PROBLEM TO WORK ON: Search the data for the string "value" and extract every line where it appears.

RECORDS SHOWN:
-- START --

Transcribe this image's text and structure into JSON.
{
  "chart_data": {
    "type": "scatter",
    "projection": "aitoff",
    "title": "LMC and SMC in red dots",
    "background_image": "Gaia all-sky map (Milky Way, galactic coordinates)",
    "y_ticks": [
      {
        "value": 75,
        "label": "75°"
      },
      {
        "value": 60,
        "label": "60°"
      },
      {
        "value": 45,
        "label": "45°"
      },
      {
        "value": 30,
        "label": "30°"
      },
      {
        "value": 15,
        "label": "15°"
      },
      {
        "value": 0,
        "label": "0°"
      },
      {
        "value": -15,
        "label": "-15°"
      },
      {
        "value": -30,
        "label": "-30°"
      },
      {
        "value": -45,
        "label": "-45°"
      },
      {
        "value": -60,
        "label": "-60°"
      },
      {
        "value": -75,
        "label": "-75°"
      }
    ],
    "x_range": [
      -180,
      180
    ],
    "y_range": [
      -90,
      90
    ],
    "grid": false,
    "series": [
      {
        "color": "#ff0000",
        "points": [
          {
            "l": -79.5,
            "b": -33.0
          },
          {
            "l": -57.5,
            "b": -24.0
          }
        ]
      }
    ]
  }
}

-- END --

RESPONSE TO THE TASK:
        "value": 75,
        "value": 60,
        "value": 45,
        "value": 30,
        "value": 15,
        "value": 0,
        "value": -15,
        "value": -30,
        "value": -45,
        "value": -60,
        "value": -75,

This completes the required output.